____ Listed records

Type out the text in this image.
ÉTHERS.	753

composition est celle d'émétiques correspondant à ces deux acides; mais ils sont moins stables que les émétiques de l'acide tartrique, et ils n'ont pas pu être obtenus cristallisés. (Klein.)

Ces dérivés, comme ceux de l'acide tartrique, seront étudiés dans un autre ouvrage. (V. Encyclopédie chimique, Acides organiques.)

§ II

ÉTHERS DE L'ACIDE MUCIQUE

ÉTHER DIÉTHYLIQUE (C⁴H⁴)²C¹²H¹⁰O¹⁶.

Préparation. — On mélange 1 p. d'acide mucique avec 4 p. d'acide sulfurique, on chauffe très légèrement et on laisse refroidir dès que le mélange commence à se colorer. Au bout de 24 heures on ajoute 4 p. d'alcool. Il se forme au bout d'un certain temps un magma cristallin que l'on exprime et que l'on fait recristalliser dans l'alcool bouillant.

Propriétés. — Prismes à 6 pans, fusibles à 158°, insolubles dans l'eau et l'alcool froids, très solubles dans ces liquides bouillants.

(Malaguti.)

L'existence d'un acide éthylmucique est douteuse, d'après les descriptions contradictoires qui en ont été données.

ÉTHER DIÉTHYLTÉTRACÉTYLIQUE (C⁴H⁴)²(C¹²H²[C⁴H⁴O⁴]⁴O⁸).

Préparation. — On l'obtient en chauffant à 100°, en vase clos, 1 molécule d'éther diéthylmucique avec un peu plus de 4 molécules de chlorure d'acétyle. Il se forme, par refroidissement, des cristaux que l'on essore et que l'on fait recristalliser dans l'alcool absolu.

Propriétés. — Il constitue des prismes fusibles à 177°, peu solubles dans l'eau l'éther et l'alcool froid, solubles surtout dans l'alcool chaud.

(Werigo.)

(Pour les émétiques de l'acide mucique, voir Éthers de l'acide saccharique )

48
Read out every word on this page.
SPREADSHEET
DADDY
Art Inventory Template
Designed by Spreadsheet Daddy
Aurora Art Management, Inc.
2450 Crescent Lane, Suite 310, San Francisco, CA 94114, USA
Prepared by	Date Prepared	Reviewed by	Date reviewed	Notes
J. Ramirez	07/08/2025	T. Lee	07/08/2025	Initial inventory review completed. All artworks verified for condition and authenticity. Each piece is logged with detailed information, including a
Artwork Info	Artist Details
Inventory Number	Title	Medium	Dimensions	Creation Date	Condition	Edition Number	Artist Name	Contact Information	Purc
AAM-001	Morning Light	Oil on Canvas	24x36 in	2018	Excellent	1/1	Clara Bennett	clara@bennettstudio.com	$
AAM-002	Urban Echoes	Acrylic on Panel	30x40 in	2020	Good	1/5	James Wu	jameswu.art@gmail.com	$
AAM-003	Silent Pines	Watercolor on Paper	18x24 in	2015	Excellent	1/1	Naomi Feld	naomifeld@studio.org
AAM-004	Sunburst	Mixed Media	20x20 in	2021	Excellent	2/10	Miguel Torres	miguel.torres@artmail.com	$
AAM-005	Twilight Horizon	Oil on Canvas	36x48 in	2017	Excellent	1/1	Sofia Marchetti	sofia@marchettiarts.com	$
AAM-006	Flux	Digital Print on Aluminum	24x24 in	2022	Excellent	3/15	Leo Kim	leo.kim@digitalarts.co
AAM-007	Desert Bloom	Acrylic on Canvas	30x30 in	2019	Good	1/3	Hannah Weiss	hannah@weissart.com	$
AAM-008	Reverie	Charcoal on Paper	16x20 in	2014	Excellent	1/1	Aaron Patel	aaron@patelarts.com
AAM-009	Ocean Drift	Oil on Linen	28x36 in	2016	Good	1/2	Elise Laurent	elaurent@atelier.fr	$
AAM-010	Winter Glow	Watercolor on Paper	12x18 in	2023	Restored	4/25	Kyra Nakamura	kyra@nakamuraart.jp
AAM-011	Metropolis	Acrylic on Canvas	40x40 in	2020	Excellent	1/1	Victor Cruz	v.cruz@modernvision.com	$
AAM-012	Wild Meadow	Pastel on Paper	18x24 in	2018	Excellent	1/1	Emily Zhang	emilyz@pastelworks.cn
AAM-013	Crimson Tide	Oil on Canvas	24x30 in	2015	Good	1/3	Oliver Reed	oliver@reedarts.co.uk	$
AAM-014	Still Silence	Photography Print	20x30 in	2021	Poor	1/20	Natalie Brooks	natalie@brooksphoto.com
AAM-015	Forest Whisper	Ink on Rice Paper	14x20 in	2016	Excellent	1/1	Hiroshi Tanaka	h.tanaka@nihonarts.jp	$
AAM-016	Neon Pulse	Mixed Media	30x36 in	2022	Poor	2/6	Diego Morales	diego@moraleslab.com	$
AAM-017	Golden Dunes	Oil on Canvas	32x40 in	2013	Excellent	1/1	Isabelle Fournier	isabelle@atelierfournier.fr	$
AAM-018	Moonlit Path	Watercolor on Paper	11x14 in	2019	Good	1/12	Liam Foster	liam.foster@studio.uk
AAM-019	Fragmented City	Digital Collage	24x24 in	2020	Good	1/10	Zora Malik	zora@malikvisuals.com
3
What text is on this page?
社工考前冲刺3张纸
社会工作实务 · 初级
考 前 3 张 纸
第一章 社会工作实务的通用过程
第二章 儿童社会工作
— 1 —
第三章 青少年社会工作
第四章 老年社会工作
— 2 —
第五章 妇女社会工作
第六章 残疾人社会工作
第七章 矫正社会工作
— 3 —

________

Do this: Give back, exactly as written, the lines from the one with "What text is on this page?" to the last line.

Result for this exercise:
What text is on this page?
社工考前冲刺3张纸
社会工作实务 · 初级
考 前 3 张 纸
第一章 社会工作实务的通用过程
第二章 儿童社会工作
— 1 —
第三章 青少年社会工作
第四章 老年社会工作
— 2 —
第五章 妇女社会工作
第六章 残疾人社会工作
第七章 矫正社会工作
— 3 —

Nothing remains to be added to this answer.